RECORDS PROVIDED:
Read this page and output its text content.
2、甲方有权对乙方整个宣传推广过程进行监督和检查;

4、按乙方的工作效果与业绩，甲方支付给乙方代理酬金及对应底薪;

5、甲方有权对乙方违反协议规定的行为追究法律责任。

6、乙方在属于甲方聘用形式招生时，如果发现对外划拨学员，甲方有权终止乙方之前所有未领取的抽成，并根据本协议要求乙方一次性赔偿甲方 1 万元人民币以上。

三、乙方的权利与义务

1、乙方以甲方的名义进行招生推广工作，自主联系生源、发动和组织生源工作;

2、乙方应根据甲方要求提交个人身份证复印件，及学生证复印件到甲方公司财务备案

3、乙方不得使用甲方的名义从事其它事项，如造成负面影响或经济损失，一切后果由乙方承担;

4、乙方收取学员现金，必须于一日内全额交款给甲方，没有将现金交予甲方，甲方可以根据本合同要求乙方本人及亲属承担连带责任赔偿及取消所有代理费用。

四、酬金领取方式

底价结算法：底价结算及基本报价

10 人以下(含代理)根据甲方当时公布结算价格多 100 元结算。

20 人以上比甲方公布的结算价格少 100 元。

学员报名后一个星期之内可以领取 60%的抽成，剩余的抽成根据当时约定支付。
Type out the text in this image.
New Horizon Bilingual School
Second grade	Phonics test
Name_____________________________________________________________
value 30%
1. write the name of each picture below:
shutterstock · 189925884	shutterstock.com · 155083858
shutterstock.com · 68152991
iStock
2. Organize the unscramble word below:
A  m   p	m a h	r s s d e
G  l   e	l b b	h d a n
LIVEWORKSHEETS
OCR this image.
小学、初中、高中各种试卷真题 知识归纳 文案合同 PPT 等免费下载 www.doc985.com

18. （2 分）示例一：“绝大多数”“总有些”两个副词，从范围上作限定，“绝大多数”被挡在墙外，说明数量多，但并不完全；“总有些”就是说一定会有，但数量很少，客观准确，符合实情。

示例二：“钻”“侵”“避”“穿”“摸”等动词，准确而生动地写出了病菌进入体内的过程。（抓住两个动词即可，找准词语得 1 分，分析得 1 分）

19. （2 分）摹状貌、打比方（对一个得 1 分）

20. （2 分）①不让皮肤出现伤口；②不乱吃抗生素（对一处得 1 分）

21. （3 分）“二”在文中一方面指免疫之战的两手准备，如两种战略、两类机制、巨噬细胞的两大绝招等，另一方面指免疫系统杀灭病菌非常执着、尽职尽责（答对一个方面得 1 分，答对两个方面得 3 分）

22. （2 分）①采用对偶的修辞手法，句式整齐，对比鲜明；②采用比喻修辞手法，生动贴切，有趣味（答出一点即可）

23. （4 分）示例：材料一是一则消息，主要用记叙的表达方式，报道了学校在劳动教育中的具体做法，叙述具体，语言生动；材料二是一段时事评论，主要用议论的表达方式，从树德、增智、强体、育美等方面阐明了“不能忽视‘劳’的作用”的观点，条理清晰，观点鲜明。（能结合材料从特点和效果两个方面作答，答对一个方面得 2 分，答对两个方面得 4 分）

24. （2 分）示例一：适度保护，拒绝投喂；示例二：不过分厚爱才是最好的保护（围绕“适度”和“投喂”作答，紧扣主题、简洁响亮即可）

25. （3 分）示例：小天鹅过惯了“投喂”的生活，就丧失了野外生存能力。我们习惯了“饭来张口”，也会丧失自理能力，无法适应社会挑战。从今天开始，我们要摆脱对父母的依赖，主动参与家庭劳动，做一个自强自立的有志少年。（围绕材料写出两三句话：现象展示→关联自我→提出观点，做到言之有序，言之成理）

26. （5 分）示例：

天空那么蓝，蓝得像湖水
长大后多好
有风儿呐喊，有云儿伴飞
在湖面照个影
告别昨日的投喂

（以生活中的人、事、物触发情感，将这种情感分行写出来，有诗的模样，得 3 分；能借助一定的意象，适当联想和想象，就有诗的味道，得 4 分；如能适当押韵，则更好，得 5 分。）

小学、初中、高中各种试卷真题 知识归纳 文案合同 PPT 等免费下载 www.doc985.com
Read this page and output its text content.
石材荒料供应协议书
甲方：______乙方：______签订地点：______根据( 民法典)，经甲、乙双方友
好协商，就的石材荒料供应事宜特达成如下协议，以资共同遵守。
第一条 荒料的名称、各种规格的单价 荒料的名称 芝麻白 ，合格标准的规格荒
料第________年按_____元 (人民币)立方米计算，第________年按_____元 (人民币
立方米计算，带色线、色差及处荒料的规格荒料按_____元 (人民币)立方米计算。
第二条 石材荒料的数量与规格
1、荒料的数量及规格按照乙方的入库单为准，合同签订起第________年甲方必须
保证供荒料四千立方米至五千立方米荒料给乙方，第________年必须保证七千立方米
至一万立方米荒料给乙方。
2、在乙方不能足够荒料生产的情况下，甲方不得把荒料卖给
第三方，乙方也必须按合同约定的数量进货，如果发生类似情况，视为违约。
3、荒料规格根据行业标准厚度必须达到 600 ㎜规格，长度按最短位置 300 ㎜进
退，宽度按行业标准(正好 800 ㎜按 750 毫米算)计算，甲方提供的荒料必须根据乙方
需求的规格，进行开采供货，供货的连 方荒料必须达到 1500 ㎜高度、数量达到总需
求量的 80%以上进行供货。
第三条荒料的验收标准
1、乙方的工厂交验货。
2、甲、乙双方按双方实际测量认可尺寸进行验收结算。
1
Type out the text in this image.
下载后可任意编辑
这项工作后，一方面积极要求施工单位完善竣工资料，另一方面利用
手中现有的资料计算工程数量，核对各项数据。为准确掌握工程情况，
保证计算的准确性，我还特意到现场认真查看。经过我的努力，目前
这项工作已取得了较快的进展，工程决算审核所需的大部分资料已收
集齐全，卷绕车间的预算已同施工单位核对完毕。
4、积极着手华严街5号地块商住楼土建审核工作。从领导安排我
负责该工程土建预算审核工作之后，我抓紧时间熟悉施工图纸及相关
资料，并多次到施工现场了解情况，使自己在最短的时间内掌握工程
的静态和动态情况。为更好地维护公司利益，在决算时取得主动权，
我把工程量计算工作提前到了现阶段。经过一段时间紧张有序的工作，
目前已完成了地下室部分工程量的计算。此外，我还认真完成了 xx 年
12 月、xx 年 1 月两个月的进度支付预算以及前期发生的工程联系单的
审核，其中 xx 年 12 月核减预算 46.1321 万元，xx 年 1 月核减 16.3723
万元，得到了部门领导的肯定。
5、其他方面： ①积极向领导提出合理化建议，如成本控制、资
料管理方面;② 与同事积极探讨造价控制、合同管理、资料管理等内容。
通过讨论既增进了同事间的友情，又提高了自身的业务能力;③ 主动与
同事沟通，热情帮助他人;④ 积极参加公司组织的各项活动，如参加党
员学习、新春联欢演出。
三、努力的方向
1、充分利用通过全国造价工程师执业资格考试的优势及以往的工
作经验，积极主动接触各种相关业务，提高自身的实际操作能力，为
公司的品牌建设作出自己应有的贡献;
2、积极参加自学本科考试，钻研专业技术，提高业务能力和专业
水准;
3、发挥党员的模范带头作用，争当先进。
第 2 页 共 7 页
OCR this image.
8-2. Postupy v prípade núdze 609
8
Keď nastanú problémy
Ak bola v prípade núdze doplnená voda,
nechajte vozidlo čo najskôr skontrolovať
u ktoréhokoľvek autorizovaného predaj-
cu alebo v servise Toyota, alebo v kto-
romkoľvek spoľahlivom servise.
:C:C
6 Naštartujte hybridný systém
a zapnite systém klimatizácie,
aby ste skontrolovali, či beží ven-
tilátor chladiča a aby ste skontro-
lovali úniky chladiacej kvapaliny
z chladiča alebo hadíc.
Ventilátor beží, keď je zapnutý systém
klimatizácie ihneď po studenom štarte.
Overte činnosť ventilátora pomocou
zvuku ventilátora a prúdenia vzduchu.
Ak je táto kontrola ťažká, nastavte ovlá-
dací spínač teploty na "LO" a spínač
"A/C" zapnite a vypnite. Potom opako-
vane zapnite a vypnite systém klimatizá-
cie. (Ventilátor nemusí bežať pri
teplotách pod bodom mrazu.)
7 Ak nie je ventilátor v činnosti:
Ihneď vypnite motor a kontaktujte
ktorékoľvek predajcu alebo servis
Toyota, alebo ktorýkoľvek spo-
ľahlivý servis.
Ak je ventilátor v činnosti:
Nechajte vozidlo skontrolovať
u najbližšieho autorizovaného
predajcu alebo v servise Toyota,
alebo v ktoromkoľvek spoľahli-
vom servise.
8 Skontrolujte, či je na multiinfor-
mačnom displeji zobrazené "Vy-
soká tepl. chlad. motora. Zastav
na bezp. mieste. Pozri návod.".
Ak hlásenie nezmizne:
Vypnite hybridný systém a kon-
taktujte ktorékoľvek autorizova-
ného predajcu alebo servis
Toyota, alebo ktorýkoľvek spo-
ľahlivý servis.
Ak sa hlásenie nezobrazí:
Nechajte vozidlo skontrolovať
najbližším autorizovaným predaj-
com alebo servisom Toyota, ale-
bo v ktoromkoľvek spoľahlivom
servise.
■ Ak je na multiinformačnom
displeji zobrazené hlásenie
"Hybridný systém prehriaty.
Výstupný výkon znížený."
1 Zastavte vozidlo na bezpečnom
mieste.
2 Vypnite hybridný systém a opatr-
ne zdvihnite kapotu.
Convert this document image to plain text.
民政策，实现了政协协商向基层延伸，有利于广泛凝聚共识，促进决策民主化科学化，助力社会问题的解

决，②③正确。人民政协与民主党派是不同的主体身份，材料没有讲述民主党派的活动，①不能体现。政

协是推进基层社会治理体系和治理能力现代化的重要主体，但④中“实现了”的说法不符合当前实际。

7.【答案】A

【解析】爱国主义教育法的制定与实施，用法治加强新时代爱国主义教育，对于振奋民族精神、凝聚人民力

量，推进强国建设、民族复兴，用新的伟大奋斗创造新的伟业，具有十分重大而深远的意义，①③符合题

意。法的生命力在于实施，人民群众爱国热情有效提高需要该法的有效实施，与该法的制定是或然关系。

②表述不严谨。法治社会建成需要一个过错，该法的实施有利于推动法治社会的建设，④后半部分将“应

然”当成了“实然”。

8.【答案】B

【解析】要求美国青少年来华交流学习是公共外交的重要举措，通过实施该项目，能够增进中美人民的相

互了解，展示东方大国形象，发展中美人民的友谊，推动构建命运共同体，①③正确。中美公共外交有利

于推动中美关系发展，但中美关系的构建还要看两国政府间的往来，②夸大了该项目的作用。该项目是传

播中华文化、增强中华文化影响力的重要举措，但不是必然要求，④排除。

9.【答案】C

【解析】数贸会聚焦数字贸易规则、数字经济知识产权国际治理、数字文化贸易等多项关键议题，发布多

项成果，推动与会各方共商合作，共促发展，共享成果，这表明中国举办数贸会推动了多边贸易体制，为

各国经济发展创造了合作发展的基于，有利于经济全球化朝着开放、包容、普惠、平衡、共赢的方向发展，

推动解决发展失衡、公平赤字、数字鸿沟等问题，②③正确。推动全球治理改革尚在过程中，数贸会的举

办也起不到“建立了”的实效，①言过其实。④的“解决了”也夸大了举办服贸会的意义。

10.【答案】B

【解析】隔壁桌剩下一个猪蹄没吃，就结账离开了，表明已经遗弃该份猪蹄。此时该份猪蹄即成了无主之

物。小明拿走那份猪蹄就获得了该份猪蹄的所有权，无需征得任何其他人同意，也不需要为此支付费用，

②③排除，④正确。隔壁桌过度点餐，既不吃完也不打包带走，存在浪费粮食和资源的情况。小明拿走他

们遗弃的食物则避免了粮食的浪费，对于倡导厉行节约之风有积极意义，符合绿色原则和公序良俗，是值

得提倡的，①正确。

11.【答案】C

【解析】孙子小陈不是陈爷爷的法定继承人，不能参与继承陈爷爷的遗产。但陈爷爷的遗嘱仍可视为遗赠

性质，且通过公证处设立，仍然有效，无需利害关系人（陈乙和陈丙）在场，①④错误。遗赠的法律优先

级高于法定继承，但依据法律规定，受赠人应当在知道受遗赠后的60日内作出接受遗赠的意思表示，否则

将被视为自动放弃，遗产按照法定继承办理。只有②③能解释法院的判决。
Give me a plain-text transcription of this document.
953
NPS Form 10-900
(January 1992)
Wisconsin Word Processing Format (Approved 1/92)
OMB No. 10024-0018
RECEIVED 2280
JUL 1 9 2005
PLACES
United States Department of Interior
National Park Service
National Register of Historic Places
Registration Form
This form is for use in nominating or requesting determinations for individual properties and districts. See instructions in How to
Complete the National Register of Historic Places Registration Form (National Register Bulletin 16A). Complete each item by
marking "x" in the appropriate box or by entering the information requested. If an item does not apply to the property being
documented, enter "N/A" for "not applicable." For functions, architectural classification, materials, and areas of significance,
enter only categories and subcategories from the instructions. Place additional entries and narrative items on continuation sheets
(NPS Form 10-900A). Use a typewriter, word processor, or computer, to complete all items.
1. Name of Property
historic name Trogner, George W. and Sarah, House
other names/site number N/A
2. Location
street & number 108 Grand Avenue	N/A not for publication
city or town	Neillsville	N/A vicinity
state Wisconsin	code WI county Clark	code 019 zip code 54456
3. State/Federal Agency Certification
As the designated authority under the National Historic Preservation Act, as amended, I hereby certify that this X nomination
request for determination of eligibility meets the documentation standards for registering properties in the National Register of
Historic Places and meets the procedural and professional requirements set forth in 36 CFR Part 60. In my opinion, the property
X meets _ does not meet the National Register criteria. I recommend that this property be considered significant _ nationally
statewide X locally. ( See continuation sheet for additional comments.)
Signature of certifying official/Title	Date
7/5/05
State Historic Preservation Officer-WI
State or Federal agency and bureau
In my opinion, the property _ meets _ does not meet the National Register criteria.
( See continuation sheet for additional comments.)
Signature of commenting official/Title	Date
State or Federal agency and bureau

OBJECTIVE:
From the entries above, extract each line containing "②③正确".

TASK RESULT:
决，②③正确。人民政协与民主党派是不同的主体身份，材料没有讲述民主党派的活动，①不能体现。政
推动解决发展失衡、公平赤字、数字鸿沟等问题，②③正确。推动全球治理改革尚在过程中，数贸会的举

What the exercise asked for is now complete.